* start *

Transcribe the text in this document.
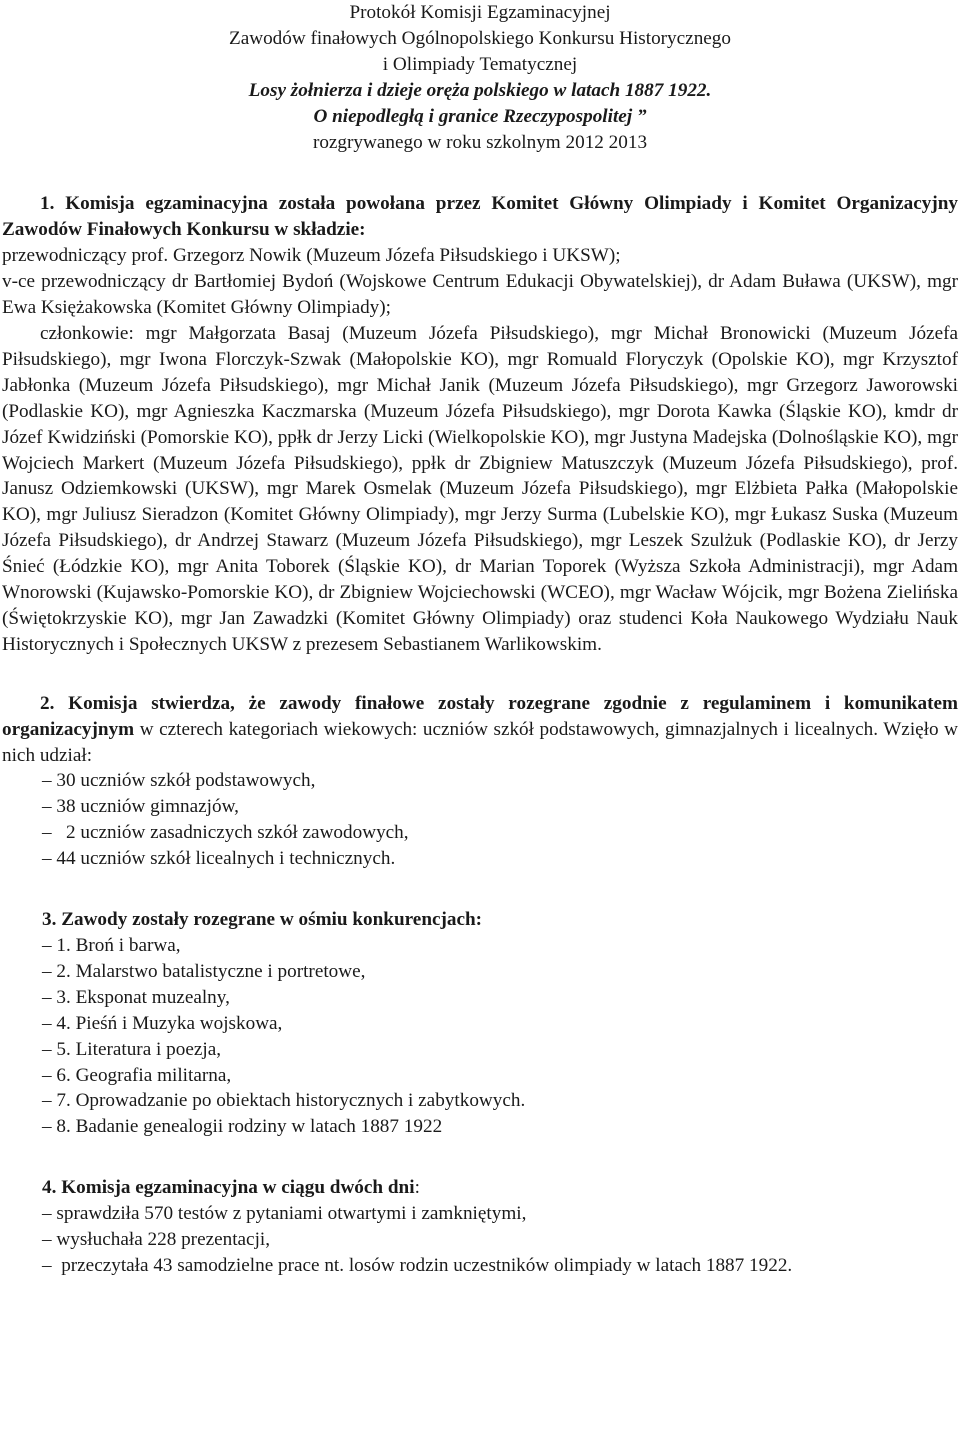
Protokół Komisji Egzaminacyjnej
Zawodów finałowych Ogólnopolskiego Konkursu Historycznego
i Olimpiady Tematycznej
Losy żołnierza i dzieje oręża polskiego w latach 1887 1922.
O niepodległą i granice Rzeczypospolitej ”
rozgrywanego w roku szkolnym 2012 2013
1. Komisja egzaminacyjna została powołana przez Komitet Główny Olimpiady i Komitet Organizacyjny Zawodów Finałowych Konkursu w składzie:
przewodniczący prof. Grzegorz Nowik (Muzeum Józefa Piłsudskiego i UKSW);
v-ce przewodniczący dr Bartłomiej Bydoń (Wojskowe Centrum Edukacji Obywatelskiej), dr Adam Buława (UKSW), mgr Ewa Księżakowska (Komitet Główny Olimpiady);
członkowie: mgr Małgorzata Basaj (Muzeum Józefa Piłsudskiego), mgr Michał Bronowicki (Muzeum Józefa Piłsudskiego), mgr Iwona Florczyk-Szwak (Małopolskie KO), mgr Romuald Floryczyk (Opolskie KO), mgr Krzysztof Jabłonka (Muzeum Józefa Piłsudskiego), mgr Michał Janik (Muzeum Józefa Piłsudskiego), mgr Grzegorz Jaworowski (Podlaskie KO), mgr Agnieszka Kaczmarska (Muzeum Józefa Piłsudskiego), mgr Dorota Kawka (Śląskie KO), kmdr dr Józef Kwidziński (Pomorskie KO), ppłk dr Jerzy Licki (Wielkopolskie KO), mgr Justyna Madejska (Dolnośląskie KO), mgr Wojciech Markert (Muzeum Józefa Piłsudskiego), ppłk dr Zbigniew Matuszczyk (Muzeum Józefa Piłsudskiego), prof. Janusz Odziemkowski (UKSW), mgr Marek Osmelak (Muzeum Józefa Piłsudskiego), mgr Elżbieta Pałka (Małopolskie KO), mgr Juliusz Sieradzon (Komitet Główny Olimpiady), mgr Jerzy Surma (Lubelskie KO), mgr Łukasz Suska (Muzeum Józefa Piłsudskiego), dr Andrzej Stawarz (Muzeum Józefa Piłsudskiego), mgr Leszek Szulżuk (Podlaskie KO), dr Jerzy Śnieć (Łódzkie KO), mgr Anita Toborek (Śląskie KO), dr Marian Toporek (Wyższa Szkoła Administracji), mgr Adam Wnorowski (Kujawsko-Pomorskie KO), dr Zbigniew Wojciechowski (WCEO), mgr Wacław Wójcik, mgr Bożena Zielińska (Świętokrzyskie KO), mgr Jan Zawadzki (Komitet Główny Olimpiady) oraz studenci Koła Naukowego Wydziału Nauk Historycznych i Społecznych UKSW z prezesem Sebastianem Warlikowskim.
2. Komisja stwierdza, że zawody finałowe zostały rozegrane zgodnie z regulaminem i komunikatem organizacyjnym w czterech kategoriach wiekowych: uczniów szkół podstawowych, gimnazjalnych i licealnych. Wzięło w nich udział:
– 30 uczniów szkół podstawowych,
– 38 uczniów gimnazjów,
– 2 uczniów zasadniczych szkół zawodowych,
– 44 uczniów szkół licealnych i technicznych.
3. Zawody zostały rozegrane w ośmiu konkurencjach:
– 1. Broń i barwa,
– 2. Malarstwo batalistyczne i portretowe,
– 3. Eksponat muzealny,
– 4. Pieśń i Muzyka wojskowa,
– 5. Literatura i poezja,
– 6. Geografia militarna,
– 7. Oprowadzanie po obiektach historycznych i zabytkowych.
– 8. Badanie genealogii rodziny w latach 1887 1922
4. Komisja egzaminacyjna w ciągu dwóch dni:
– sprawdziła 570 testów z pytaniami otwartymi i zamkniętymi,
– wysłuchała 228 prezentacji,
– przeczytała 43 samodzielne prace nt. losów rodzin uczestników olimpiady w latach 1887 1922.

* end *

Write out every line of the data that holds the word "Grzegorz".

## OUTPUT OF THE TASK
przewodniczący prof. Grzegorz Nowik (Muzeum Józefa Piłsudskiego i UKSW);
członkowie: mgr Małgorzata Basaj (Muzeum Józefa Piłsudskiego), mgr Michał Bronowicki (Muzeum Józefa Piłsudskiego), mgr Iwona Florczyk-Szwak (Małopolskie KO), mgr Romuald Floryczyk (Opolskie KO), mgr Krzysztof Jabłonka (Muzeum Józefa Piłsudskiego), mgr Michał Janik (Muzeum Józefa Piłsudskiego), mgr Grzegorz Jaworowski (Podlaskie KO), mgr Agnieszka Kaczmarska (Muzeum Józefa Piłsudskiego), mgr Dorota Kawka (Śląskie KO), kmdr dr Józef Kwidziński (Pomorskie KO), ppłk dr Jerzy Licki (Wielkopolskie KO), mgr Justyna Madejska (Dolnośląskie KO), mgr Wojciech Markert (Muzeum Józefa Piłsudskiego), ppłk dr Zbigniew Matuszczyk (Muzeum Józefa Piłsudskiego), prof. Janusz Odziemkowski (UKSW), mgr Marek Osmelak (Muzeum Józefa Piłsudskiego), mgr Elżbieta Pałka (Małopolskie KO), mgr Juliusz Sieradzon (Komitet Główny Olimpiady), mgr Jerzy Surma (Lubelskie KO), mgr Łukasz Suska (Muzeum Józefa Piłsudskiego), dr Andrzej Stawarz (Muzeum Józefa Piłsudskiego), mgr Leszek Szulżuk (Podlaskie KO), dr Jerzy Śnieć (Łódzkie KO), mgr Anita Toborek (Śląskie KO), dr Marian Toporek (Wyższa Szkoła Administracji), mgr Adam Wnorowski (Kujawsko-Pomorskie KO), dr Zbigniew Wojciechowski (WCEO), mgr Wacław Wójcik, mgr Bożena Zielińska (Świętokrzyskie KO), mgr Jan Zawadzki (Komitet Główny Olimpiady) oraz studenci Koła Naukowego Wydziału Nauk Historycznych i Społecznych UKSW z prezesem Sebastianem Warlikowskim.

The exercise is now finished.